**DIRECTIONS:**
Where a line below holds the string "value", copy that line.

========

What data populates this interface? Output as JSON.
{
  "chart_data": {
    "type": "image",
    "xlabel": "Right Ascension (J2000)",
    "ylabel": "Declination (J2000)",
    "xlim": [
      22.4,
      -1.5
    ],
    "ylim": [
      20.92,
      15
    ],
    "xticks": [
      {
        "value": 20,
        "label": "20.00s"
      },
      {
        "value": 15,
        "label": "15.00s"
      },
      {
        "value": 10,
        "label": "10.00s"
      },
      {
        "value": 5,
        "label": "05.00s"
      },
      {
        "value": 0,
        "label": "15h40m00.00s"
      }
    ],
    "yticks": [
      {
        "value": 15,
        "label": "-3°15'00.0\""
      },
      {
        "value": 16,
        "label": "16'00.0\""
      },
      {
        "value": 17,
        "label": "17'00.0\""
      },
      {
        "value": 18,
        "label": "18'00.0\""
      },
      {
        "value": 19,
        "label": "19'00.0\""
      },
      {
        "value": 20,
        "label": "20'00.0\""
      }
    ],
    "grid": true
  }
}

========

**RIGHT ANSWER:**
        "value": 20,
        "value": 15,
        "value": 10,
        "value": 5,
        "value": 0,
        "value": 15,
        "value": 16,
        "value": 17,
        "value": 18,
        "value": 19,
        "value": 20,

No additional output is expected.